Begin
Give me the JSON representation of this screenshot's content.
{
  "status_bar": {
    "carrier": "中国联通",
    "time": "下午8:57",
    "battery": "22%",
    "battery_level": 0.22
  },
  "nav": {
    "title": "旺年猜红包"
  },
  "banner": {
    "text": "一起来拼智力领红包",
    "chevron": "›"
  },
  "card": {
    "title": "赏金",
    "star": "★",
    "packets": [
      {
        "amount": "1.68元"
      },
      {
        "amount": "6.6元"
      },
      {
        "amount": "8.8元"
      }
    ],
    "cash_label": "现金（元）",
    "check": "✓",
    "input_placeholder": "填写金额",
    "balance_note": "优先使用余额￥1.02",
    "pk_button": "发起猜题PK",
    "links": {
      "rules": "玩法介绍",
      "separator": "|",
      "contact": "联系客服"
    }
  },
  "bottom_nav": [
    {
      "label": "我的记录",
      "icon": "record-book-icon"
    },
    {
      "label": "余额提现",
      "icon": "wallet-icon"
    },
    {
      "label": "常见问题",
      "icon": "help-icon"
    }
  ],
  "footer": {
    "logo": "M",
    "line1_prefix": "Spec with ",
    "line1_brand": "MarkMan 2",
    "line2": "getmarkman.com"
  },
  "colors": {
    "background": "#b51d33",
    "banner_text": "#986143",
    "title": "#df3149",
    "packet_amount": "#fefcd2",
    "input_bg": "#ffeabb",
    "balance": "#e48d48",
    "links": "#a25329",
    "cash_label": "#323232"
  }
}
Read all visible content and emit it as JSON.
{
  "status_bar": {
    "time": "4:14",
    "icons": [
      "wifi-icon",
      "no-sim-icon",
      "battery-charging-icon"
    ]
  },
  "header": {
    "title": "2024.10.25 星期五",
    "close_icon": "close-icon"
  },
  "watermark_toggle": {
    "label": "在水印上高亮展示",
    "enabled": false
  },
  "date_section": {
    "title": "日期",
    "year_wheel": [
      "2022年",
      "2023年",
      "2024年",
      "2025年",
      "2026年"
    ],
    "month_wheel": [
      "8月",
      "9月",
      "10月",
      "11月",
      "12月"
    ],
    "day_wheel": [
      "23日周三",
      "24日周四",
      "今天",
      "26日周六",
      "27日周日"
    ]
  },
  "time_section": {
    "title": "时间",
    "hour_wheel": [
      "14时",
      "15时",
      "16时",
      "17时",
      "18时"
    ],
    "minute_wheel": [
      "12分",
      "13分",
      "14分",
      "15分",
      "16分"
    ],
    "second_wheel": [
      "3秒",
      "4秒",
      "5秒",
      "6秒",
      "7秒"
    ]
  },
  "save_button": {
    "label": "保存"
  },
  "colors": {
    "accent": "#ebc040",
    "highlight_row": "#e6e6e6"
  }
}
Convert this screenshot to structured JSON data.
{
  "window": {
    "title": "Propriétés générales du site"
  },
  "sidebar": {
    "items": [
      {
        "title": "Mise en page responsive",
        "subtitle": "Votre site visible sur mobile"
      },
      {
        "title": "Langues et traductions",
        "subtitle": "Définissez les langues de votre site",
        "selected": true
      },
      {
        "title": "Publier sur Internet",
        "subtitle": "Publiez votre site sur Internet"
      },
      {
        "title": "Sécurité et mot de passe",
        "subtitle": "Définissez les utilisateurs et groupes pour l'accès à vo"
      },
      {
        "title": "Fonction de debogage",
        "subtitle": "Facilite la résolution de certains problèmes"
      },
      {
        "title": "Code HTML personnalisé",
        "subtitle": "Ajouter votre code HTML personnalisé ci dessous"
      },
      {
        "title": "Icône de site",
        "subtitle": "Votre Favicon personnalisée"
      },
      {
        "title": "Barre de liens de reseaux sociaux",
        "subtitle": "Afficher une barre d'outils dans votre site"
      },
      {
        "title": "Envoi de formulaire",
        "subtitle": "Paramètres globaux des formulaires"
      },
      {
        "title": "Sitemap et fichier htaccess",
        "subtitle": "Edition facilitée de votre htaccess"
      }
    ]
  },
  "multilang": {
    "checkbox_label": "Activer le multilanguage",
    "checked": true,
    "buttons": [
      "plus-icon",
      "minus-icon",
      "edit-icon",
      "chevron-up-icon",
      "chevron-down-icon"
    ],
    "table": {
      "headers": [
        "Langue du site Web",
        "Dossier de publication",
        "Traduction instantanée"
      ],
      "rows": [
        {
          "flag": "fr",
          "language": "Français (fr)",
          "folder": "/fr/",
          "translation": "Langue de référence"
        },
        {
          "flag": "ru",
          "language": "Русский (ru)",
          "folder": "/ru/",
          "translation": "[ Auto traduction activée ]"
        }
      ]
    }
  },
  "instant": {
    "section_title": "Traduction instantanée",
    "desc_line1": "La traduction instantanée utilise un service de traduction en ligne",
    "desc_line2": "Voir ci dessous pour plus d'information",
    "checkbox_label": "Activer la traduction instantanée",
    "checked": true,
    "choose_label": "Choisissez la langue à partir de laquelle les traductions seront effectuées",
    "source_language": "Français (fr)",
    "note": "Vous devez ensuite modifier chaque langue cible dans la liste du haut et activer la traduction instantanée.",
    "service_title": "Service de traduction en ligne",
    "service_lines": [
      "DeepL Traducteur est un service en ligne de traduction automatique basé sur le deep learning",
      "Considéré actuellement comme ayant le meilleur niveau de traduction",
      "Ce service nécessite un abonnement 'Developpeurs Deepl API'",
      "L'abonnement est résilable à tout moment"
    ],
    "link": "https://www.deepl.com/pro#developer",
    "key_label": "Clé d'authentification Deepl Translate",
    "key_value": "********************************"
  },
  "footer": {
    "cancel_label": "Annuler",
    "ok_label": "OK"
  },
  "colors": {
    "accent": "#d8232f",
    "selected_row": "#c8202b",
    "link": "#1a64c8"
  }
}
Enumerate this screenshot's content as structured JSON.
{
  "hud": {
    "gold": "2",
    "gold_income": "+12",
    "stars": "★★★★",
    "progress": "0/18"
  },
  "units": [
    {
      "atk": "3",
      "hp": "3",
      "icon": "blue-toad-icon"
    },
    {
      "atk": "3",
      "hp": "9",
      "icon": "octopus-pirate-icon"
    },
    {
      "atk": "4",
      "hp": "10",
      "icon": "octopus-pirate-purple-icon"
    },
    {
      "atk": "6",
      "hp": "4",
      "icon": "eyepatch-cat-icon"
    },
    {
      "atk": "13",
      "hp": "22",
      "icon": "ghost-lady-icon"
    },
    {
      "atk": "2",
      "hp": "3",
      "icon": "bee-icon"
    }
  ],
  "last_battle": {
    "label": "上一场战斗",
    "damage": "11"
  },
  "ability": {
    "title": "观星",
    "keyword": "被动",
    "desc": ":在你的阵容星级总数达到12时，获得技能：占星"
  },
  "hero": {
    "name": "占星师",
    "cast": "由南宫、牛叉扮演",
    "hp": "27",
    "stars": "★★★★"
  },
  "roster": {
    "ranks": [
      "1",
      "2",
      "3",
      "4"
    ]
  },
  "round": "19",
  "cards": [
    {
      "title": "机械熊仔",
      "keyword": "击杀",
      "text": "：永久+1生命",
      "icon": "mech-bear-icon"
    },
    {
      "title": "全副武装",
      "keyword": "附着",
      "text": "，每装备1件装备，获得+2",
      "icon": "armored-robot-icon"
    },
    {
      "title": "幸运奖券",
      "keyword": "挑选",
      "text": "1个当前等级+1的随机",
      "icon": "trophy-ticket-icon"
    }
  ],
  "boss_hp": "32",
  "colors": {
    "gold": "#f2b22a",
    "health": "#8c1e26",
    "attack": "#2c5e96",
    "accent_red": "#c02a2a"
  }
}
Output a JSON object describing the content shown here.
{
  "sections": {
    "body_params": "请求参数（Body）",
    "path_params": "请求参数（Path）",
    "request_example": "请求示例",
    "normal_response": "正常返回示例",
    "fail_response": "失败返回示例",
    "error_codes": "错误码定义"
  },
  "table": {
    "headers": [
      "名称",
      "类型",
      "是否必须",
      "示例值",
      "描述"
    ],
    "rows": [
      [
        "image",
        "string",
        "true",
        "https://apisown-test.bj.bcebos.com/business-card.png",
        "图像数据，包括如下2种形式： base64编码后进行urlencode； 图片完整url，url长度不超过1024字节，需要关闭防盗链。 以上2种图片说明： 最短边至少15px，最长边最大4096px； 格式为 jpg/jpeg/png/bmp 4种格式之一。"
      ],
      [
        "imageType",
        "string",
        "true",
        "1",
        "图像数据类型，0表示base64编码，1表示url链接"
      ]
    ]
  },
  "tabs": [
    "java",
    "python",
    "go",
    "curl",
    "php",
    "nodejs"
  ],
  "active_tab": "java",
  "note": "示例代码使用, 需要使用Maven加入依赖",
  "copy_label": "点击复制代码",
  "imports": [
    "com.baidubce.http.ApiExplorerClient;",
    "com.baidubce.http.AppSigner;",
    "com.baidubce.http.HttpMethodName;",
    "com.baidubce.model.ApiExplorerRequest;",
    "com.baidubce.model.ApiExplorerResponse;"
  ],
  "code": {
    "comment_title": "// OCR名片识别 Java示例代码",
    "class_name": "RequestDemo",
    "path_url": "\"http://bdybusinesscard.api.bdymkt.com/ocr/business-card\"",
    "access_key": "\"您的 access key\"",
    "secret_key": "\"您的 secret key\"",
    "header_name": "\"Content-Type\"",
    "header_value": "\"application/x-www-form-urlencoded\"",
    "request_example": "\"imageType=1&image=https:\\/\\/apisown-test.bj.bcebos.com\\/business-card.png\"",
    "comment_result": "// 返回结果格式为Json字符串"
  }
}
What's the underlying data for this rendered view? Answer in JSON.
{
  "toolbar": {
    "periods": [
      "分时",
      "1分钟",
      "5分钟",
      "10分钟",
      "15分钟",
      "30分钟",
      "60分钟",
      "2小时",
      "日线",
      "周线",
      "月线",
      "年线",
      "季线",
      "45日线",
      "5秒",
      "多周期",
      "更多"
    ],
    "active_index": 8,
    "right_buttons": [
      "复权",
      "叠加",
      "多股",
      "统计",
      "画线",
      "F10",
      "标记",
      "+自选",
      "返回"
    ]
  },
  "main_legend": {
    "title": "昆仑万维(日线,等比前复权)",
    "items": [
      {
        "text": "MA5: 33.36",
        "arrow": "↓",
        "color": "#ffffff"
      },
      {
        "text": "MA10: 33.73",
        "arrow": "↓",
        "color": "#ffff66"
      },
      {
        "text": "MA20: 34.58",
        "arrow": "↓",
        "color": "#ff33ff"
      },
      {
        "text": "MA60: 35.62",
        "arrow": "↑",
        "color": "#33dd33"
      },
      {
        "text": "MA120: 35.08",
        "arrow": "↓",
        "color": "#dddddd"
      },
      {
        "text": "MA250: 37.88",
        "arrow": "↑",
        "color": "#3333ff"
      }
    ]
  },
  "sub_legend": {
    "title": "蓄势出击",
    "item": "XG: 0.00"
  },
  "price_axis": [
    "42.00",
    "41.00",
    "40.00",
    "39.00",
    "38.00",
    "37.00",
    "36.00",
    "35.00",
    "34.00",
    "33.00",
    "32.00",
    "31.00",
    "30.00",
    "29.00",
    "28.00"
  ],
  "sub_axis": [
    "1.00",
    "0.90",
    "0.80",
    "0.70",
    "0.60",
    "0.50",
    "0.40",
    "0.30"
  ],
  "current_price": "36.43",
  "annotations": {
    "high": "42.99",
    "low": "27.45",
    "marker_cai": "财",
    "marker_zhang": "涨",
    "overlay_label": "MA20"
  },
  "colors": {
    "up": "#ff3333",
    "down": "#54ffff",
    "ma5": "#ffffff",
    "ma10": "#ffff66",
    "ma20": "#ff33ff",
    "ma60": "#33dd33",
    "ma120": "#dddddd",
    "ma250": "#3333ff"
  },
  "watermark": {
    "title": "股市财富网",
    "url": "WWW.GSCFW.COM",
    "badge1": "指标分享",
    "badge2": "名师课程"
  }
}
End
- What you will do: Wherever "apisown" shows up in a line, copy that line.

- Answer to this task:
        "https://apisown-test.bj.bcebos.com/business-card.png",
    "request_example": "\"imageType=1&image=https:\\/\\/apisown-test.bj.bcebos.com\\/business-card.png\"",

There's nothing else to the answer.